Each line of the material below that holds the word "this" needs to be copied.

■ **SOURCE DATA**:
+===+

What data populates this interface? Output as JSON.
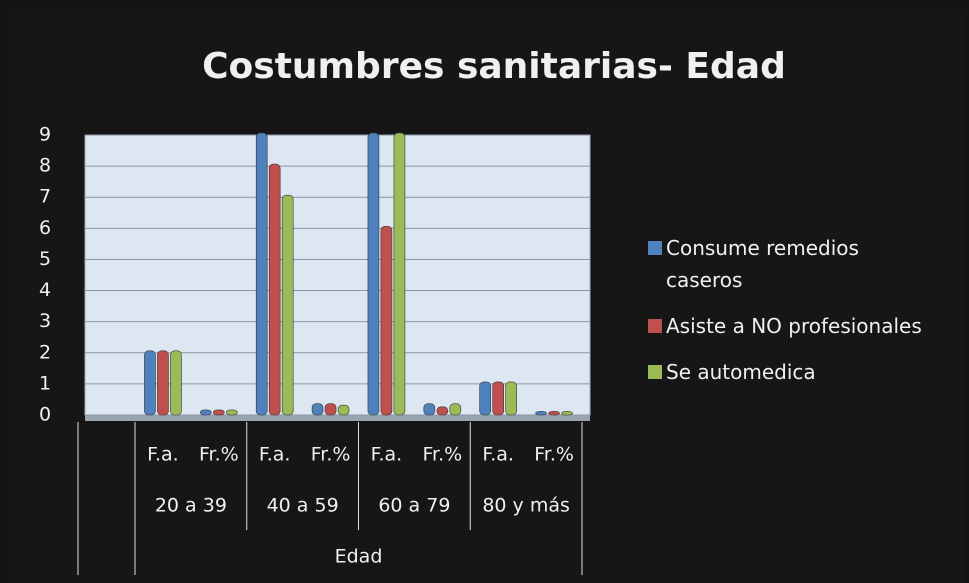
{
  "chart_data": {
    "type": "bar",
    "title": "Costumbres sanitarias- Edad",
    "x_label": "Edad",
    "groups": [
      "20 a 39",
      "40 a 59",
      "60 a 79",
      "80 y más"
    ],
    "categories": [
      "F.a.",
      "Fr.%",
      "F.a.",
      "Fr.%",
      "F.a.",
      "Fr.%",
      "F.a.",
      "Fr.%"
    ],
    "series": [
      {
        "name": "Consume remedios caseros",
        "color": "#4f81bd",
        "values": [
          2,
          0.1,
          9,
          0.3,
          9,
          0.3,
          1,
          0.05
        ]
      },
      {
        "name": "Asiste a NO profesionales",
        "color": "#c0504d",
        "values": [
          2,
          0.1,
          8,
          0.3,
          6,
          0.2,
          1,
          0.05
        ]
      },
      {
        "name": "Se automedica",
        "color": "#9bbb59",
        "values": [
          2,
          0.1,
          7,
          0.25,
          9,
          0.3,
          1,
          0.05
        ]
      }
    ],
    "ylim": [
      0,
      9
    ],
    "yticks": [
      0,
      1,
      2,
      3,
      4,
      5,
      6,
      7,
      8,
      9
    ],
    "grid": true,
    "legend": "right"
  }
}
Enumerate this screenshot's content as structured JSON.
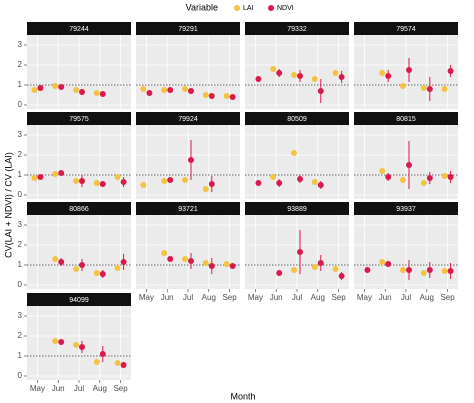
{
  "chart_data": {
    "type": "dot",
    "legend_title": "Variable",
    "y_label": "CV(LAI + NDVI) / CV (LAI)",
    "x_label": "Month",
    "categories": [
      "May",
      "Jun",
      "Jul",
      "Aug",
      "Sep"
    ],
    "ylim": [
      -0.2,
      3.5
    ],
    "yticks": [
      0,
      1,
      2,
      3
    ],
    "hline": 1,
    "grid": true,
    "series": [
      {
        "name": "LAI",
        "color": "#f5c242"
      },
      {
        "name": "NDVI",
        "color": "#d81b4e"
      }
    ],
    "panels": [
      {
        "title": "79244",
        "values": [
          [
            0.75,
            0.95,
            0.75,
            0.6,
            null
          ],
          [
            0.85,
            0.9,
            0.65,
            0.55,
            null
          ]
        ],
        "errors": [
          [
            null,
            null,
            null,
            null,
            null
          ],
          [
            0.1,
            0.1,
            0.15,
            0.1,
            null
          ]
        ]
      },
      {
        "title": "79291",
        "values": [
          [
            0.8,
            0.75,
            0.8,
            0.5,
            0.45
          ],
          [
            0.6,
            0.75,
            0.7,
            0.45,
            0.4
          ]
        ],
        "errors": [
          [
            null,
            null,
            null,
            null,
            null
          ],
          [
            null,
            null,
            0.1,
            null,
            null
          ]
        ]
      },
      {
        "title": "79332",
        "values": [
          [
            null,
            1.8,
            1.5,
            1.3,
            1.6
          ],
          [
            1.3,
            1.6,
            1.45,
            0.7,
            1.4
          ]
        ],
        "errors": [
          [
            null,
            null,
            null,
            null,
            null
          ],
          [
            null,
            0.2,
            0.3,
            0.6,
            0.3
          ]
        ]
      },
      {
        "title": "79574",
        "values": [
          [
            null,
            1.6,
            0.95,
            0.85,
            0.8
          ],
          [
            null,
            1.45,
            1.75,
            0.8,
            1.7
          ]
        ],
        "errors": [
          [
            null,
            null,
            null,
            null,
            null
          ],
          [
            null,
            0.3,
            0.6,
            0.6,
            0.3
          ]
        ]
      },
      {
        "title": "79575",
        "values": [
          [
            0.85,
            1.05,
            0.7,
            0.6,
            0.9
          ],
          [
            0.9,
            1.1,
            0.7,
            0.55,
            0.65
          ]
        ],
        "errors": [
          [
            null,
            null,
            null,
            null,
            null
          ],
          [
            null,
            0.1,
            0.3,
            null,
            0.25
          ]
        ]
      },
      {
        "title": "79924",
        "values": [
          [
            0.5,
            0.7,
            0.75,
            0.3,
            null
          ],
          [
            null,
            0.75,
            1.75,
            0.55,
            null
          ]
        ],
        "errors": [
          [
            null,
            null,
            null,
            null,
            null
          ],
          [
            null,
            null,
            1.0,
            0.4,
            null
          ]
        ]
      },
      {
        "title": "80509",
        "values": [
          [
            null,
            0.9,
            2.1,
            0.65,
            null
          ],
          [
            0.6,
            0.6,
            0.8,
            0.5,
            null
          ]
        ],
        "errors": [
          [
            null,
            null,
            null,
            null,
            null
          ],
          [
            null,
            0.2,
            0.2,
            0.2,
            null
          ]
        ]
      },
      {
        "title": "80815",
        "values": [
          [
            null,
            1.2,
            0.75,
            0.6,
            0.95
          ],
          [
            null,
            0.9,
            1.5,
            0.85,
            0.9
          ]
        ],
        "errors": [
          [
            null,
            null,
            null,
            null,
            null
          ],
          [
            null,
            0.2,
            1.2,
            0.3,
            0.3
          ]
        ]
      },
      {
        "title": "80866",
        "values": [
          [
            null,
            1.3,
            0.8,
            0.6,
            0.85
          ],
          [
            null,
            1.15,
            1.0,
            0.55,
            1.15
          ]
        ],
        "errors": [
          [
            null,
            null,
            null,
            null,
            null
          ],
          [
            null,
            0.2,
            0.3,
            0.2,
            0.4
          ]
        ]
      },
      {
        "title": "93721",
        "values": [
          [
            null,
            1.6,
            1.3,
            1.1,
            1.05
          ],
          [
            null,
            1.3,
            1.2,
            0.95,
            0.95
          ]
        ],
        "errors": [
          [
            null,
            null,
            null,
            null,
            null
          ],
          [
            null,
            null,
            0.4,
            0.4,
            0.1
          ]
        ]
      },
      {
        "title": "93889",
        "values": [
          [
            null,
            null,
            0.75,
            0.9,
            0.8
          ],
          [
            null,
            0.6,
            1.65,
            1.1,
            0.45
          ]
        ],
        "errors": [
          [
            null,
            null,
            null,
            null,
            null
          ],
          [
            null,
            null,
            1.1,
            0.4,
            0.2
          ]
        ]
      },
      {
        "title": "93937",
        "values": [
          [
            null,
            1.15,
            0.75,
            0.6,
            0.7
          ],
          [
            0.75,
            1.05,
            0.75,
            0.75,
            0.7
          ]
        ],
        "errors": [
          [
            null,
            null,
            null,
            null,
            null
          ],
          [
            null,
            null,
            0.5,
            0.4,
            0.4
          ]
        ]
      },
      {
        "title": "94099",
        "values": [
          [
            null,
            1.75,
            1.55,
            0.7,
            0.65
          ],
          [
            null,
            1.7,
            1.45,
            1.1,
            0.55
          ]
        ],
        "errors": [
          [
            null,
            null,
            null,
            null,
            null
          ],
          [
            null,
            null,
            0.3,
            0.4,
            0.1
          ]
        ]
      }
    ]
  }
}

+===+

■ **TASK RESULT**:
What data populates this interface? Output as JSON.
Enumerate this screenshot's content as structured JSON.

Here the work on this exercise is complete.